(Records supplied)
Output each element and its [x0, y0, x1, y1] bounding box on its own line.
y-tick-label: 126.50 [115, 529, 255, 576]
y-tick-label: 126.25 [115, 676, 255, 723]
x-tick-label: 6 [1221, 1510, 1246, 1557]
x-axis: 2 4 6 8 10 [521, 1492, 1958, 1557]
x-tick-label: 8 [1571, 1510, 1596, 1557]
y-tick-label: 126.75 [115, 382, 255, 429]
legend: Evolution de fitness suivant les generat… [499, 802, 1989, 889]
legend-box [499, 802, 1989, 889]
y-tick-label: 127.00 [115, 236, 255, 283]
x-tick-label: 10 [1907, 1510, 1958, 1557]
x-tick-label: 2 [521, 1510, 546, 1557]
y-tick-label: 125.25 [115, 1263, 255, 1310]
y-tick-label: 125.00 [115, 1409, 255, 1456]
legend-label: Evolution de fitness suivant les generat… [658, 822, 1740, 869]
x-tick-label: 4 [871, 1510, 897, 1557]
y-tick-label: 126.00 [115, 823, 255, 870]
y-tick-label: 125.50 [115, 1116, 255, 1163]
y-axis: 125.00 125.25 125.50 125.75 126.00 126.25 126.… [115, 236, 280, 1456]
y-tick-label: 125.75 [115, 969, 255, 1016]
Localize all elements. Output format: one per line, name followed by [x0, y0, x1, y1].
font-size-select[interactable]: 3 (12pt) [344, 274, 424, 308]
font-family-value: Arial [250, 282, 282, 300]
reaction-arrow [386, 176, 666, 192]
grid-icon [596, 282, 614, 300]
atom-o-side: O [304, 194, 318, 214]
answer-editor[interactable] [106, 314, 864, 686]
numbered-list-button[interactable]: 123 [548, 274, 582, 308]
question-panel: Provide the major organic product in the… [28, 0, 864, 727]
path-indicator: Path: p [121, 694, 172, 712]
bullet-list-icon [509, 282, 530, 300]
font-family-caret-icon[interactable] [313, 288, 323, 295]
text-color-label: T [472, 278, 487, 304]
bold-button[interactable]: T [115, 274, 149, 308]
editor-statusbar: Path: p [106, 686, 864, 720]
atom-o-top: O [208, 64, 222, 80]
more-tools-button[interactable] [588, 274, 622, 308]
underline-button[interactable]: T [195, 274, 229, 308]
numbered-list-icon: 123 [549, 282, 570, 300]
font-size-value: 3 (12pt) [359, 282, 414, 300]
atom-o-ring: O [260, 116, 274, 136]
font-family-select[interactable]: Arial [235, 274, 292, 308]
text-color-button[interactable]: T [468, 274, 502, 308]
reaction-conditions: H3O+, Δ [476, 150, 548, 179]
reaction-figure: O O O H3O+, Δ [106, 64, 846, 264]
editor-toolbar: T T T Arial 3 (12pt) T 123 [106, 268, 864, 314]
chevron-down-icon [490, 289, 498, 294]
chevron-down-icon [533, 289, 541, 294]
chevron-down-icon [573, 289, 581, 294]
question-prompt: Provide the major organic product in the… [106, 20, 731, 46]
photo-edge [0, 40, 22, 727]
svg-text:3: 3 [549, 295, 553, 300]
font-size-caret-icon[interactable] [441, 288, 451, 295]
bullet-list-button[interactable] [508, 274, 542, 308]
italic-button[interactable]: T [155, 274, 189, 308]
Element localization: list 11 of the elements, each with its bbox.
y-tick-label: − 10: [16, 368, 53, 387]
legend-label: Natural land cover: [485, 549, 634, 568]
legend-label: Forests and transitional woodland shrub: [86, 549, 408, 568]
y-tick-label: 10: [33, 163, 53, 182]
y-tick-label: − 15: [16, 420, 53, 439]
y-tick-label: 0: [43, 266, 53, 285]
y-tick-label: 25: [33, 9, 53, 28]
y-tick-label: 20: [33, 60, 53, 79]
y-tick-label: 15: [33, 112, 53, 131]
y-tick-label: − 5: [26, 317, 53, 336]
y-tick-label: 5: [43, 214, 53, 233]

(Task prompt)
Please lay out every line of the material above as a numbered list, leaving out any blank lines.

(Response)
1. Output each element and its [x0, y0, x1, y1] bounding box on its own line.
2. y-tick-label: 126.50 [115, 529, 255, 576]
3. y-tick-label: 126.25 [115, 676, 255, 723]
4. x-tick-label: 6 [1221, 1510, 1246, 1557]
5. x-axis: 2 4 6 8 10 [521, 1492, 1958, 1557]
6. x-tick-label: 8 [1571, 1510, 1596, 1557]
7. y-tick-label: 126.75 [115, 382, 255, 429]
8. legend: Evolution de fitness suivant les generat… [499, 802, 1989, 889]
9. legend-box [499, 802, 1989, 889]
10. y-tick-label: 127.00 [115, 236, 255, 283]
11. x-tick-label: 10 [1907, 1510, 1958, 1557]
12. x-tick-label: 2 [521, 1510, 546, 1557]
13. y-tick-label: 125.25 [115, 1263, 255, 1310]
14. y-tick-label: 125.00 [115, 1409, 255, 1456]
15. legend-label: Evolution de fitness suivant les generat… [658, 822, 1740, 869]
16. x-tick-label: 4 [871, 1510, 897, 1557]
17. y-tick-label: 126.00 [115, 823, 255, 870]
18. y-tick-label: 125.50 [115, 1116, 255, 1163]
19. y-axis: 125.00 125.25 125.50 125.75 126.00 126.25 126.… [115, 236, 280, 1456]
20. y-tick-label: 125.75 [115, 969, 255, 1016]
21. Localize all elements. Output format: one per line, name followed by [x0, y0, x1, y1].
22. font-size-select[interactable]: 3 (12pt) [344, 274, 424, 308]
23. font-family-value: Arial [250, 282, 282, 300]
24. reaction-arrow [386, 176, 666, 192]
25. grid-icon [596, 282, 614, 300]
26. atom-o-side: O [304, 194, 318, 214]
27. answer-editor[interactable] [106, 314, 864, 686]
28. numbered-list-button[interactable]: 123 [548, 274, 582, 308]
29. question-panel: Provide the major organic product in the… [28, 0, 864, 727]
30. path-indicator: Path: p [121, 694, 172, 712]
31. bullet-list-icon [509, 282, 530, 300]
32. font-family-caret-icon[interactable] [313, 288, 323, 295]
33. text-color-label: T [472, 278, 487, 304]
34. bold-button[interactable]: T [115, 274, 149, 308]
35. editor-statusbar: Path: p [106, 686, 864, 720]
36. atom-o-top: O [208, 64, 222, 80]
37. more-tools-button[interactable] [588, 274, 622, 308]
38. underline-button[interactable]: T [195, 274, 229, 308]
39. numbered-list-icon: 123 [549, 282, 570, 300]
40. font-size-value: 3 (12pt) [359, 282, 414, 300]
41. atom-o-ring: O [260, 116, 274, 136]
42. font-family-select[interactable]: Arial [235, 274, 292, 308]
43. text-color-button[interactable]: T [468, 274, 502, 308]
44. reaction-conditions: H3O+, Δ [476, 150, 548, 179]
45. reaction-figure: O O O H3O+, Δ [106, 64, 846, 264]
46. editor-toolbar: T T T Arial 3 (12pt) T 123 [106, 268, 864, 314]
47. chevron-down-icon [490, 289, 498, 294]
48. chevron-down-icon [533, 289, 541, 294]
49. chevron-down-icon [573, 289, 581, 294]
50. question-prompt: Provide the major organic product in the… [106, 20, 731, 46]
51. photo-edge [0, 40, 22, 727]
52. svg-text:3: 3 [549, 295, 553, 300]
53. font-size-caret-icon[interactable] [441, 288, 451, 295]
54. bullet-list-button[interactable] [508, 274, 542, 308]
55. italic-button[interactable]: T [155, 274, 189, 308]
56. Element localization: list 11 of the elements, each with its bbox.
57. y-tick-label: − 10: [16, 368, 53, 387]
58. legend-label: Natural land cover: [485, 549, 634, 568]
59. legend-label: Forests and transitional woodland shrub: [86, 549, 408, 568]
60. y-tick-label: 10: [33, 163, 53, 182]
61. y-tick-label: − 15: [16, 420, 53, 439]
62. y-tick-label: 0: [43, 266, 53, 285]
63. y-tick-label: 25: [33, 9, 53, 28]
64. y-tick-label: 20: [33, 60, 53, 79]
65. y-tick-label: 15: [33, 112, 53, 131]
66. y-tick-label: − 5: [26, 317, 53, 336]
67. y-tick-label: 5: [43, 214, 53, 233]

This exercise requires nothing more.